*** Dataset extract ***

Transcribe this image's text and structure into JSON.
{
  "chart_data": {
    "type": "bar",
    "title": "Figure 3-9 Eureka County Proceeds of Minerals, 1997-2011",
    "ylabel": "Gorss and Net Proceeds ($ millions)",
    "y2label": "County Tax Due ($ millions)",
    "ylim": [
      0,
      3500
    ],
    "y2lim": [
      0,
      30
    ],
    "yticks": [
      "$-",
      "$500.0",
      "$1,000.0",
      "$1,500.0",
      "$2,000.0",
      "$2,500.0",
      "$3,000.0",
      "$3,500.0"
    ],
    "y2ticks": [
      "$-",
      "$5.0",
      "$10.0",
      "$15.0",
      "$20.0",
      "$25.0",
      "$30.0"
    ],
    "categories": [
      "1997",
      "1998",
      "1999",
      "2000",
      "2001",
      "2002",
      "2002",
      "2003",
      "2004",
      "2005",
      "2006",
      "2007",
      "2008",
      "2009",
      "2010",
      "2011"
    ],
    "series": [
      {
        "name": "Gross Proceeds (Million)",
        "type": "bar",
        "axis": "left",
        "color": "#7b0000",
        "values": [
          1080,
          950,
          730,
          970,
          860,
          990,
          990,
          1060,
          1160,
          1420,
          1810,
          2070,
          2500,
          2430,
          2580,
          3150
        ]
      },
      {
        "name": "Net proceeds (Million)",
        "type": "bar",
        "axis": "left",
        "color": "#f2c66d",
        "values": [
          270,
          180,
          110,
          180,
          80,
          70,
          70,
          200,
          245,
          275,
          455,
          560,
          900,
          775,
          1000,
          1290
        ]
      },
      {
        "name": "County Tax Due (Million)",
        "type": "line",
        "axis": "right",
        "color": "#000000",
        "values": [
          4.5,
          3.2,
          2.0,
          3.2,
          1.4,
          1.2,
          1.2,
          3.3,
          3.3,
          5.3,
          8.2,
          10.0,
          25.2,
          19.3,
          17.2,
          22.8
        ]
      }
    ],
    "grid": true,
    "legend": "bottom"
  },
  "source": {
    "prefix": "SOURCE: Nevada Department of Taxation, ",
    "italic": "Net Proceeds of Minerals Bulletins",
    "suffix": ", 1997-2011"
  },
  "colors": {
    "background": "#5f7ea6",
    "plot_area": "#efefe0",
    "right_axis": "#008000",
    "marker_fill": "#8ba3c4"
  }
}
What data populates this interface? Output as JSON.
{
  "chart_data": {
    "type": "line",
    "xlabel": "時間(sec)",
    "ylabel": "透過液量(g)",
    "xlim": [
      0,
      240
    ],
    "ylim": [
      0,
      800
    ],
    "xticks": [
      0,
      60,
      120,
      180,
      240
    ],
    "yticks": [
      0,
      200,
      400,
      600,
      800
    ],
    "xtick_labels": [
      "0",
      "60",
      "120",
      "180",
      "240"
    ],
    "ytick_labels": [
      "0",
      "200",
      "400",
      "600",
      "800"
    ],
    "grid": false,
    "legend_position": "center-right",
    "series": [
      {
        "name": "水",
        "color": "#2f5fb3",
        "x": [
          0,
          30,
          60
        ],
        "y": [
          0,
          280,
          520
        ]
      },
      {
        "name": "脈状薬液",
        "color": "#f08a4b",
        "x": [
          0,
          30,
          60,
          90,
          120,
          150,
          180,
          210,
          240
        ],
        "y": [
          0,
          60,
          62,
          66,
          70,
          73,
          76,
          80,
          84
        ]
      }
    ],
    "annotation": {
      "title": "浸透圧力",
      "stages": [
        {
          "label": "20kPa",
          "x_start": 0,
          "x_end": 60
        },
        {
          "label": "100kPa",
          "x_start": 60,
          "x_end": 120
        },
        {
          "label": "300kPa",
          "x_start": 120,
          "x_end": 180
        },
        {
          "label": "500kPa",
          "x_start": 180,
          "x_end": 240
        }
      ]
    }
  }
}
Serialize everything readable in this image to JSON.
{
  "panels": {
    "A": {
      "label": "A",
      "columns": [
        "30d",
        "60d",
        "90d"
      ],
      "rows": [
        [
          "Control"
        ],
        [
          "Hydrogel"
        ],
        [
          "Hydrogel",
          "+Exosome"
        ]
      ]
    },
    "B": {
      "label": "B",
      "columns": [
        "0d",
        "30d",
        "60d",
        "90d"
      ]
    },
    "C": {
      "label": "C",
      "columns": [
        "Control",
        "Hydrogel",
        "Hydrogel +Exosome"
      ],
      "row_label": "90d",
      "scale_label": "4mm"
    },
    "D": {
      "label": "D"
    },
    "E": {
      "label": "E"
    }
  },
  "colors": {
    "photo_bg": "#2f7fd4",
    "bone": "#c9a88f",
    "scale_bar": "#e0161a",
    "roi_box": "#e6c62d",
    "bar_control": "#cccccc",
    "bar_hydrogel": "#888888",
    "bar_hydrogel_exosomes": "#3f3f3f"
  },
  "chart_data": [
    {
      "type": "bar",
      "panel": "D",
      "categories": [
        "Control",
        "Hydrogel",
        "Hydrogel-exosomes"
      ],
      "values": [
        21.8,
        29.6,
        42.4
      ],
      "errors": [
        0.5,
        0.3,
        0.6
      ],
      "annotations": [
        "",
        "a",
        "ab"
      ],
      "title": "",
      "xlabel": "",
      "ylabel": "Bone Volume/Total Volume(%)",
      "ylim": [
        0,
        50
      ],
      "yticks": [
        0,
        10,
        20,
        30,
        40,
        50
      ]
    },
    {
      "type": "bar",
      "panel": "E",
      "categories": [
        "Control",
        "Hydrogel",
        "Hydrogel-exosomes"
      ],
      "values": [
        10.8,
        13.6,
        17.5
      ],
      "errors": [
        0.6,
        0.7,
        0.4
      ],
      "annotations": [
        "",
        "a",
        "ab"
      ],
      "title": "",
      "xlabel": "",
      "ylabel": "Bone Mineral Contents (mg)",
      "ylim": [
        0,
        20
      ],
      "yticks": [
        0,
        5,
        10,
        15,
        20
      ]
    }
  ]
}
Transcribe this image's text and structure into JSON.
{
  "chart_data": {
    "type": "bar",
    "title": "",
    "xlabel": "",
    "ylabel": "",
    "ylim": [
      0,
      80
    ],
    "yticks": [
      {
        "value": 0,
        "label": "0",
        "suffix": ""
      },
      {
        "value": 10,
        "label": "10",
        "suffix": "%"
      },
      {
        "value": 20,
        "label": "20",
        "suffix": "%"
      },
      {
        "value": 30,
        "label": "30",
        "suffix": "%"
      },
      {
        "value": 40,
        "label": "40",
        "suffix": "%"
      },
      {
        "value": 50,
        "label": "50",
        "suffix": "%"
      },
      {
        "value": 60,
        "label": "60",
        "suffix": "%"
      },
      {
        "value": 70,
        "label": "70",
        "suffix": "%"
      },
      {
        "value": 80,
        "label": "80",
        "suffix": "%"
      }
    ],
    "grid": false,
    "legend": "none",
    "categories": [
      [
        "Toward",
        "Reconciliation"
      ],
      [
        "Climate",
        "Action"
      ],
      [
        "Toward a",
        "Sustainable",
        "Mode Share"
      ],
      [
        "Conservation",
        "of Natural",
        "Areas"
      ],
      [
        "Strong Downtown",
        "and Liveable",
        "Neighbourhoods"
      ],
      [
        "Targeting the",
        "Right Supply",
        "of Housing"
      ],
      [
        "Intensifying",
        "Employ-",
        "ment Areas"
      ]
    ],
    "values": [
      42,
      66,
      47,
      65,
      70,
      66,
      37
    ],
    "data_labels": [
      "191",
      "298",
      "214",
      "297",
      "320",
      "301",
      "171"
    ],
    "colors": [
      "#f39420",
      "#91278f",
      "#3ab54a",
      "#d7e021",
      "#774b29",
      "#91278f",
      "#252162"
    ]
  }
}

***

Please repeat the material above, word for word and in full.

Transcribe this image's text and structure into JSON.
{
  "chart_data": {
    "type": "bar",
    "title": "Figure 3-9 Eureka County Proceeds of Minerals, 1997-2011",
    "ylabel": "Gorss and Net Proceeds ($ millions)",
    "y2label": "County Tax Due ($ millions)",
    "ylim": [
      0,
      3500
    ],
    "y2lim": [
      0,
      30
    ],
    "yticks": [
      "$-",
      "$500.0",
      "$1,000.0",
      "$1,500.0",
      "$2,000.0",
      "$2,500.0",
      "$3,000.0",
      "$3,500.0"
    ],
    "y2ticks": [
      "$-",
      "$5.0",
      "$10.0",
      "$15.0",
      "$20.0",
      "$25.0",
      "$30.0"
    ],
    "categories": [
      "1997",
      "1998",
      "1999",
      "2000",
      "2001",
      "2002",
      "2002",
      "2003",
      "2004",
      "2005",
      "2006",
      "2007",
      "2008",
      "2009",
      "2010",
      "2011"
    ],
    "series": [
      {
        "name": "Gross Proceeds (Million)",
        "type": "bar",
        "axis": "left",
        "color": "#7b0000",
        "values": [
          1080,
          950,
          730,
          970,
          860,
          990,
          990,
          1060,
          1160,
          1420,
          1810,
          2070,
          2500,
          2430,
          2580,
          3150
        ]
      },
      {
        "name": "Net proceeds (Million)",
        "type": "bar",
        "axis": "left",
        "color": "#f2c66d",
        "values": [
          270,
          180,
          110,
          180,
          80,
          70,
          70,
          200,
          245,
          275,
          455,
          560,
          900,
          775,
          1000,
          1290
        ]
      },
      {
        "name": "County Tax Due (Million)",
        "type": "line",
        "axis": "right",
        "color": "#000000",
        "values": [
          4.5,
          3.2,
          2.0,
          3.2,
          1.4,
          1.2,
          1.2,
          3.3,
          3.3,
          5.3,
          8.2,
          10.0,
          25.2,
          19.3,
          17.2,
          22.8
        ]
      }
    ],
    "grid": true,
    "legend": "bottom"
  },
  "source": {
    "prefix": "SOURCE: Nevada Department of Taxation, ",
    "italic": "Net Proceeds of Minerals Bulletins",
    "suffix": ", 1997-2011"
  },
  "colors": {
    "background": "#5f7ea6",
    "plot_area": "#efefe0",
    "right_axis": "#008000",
    "marker_fill": "#8ba3c4"
  }
}
What data populates this interface? Output as JSON.
{
  "chart_data": {
    "type": "line",
    "xlabel": "時間(sec)",
    "ylabel": "透過液量(g)",
    "xlim": [
      0,
      240
    ],
    "ylim": [
      0,
      800
    ],
    "xticks": [
      0,
      60,
      120,
      180,
      240
    ],
    "yticks": [
      0,
      200,
      400,
      600,
      800
    ],
    "xtick_labels": [
      "0",
      "60",
      "120",
      "180",
      "240"
    ],
    "ytick_labels": [
      "0",
      "200",
      "400",
      "600",
      "800"
    ],
    "grid": false,
    "legend_position": "center-right",
    "series": [
      {
        "name": "水",
        "color": "#2f5fb3",
        "x": [
          0,
          30,
          60
        ],
        "y": [
          0,
          280,
          520
        ]
      },
      {
        "name": "脈状薬液",
        "color": "#f08a4b",
        "x": [
          0,
          30,
          60,
          90,
          120,
          150,
          180,
          210,
          240
        ],
        "y": [
          0,
          60,
          62,
          66,
          70,
          73,
          76,
          80,
          84
        ]
      }
    ],
    "annotation": {
      "title": "浸透圧力",
      "stages": [
        {
          "label": "20kPa",
          "x_start": 0,
          "x_end": 60
        },
        {
          "label": "100kPa",
          "x_start": 60,
          "x_end": 120
        },
        {
          "label": "300kPa",
          "x_start": 120,
          "x_end": 180
        },
        {
          "label": "500kPa",
          "x_start": 180,
          "x_end": 240
        }
      ]
    }
  }
}
Serialize everything readable in this image to JSON.
{
  "panels": {
    "A": {
      "label": "A",
      "columns": [
        "30d",
        "60d",
        "90d"
      ],
      "rows": [
        [
          "Control"
        ],
        [
          "Hydrogel"
        ],
        [
          "Hydrogel",
          "+Exosome"
        ]
      ]
    },
    "B": {
      "label": "B",
      "columns": [
        "0d",
        "30d",
        "60d",
        "90d"
      ]
    },
    "C": {
      "label": "C",
      "columns": [
        "Control",
        "Hydrogel",
        "Hydrogel +Exosome"
      ],
      "row_label": "90d",
      "scale_label": "4mm"
    },
    "D": {
      "label": "D"
    },
    "E": {
      "label": "E"
    }
  },
  "colors": {
    "photo_bg": "#2f7fd4",
    "bone": "#c9a88f",
    "scale_bar": "#e0161a",
    "roi_box": "#e6c62d",
    "bar_control": "#cccccc",
    "bar_hydrogel": "#888888",
    "bar_hydrogel_exosomes": "#3f3f3f"
  },
  "chart_data": [
    {
      "type": "bar",
      "panel": "D",
      "categories": [
        "Control",
        "Hydrogel",
        "Hydrogel-exosomes"
      ],
      "values": [
        21.8,
        29.6,
        42.4
      ],
      "errors": [
        0.5,
        0.3,
        0.6
      ],
      "annotations": [
        "",
        "a",
        "ab"
      ],
      "title": "",
      "xlabel": "",
      "ylabel": "Bone Volume/Total Volume(%)",
      "ylim": [
        0,
        50
      ],
      "yticks": [
        0,
        10,
        20,
        30,
        40,
        50
      ]
    },
    {
      "type": "bar",
      "panel": "E",
      "categories": [
        "Control",
        "Hydrogel",
        "Hydrogel-exosomes"
      ],
      "values": [
        10.8,
        13.6,
        17.5
      ],
      "errors": [
        0.6,
        0.7,
        0.4
      ],
      "annotations": [
        "",
        "a",
        "ab"
      ],
      "title": "",
      "xlabel": "",
      "ylabel": "Bone Mineral Contents (mg)",
      "ylim": [
        0,
        20
      ],
      "yticks": [
        0,
        5,
        10,
        15,
        20
      ]
    }
  ]
}
Transcribe this image's text and structure into JSON.
{
  "chart_data": {
    "type": "bar",
    "title": "",
    "xlabel": "",
    "ylabel": "",
    "ylim": [
      0,
      80
    ],
    "yticks": [
      {
        "value": 0,
        "label": "0",
        "suffix": ""
      },
      {
        "value": 10,
        "label": "10",
        "suffix": "%"
      },
      {
        "value": 20,
        "label": "20",
        "suffix": "%"
      },
      {
        "value": 30,
        "label": "30",
        "suffix": "%"
      },
      {
        "value": 40,
        "label": "40",
        "suffix": "%"
      },
      {
        "value": 50,
        "label": "50",
        "suffix": "%"
      },
      {
        "value": 60,
        "label": "60",
        "suffix": "%"
      },
      {
        "value": 70,
        "label": "70",
        "suffix": "%"
      },
      {
        "value": 80,
        "label": "80",
        "suffix": "%"
      }
    ],
    "grid": false,
    "legend": "none",
    "categories": [
      [
        "Toward",
        "Reconciliation"
      ],
      [
        "Climate",
        "Action"
      ],
      [
        "Toward a",
        "Sustainable",
        "Mode Share"
      ],
      [
        "Conservation",
        "of Natural",
        "Areas"
      ],
      [
        "Strong Downtown",
        "and Liveable",
        "Neighbourhoods"
      ],
      [
        "Targeting the",
        "Right Supply",
        "of Housing"
      ],
      [
        "Intensifying",
        "Employ-",
        "ment Areas"
      ]
    ],
    "values": [
      42,
      66,
      47,
      65,
      70,
      66,
      37
    ],
    "data_labels": [
      "191",
      "298",
      "214",
      "297",
      "320",
      "301",
      "171"
    ],
    "colors": [
      "#f39420",
      "#91278f",
      "#3ab54a",
      "#d7e021",
      "#774b29",
      "#91278f",
      "#252162"
    ]
  }
}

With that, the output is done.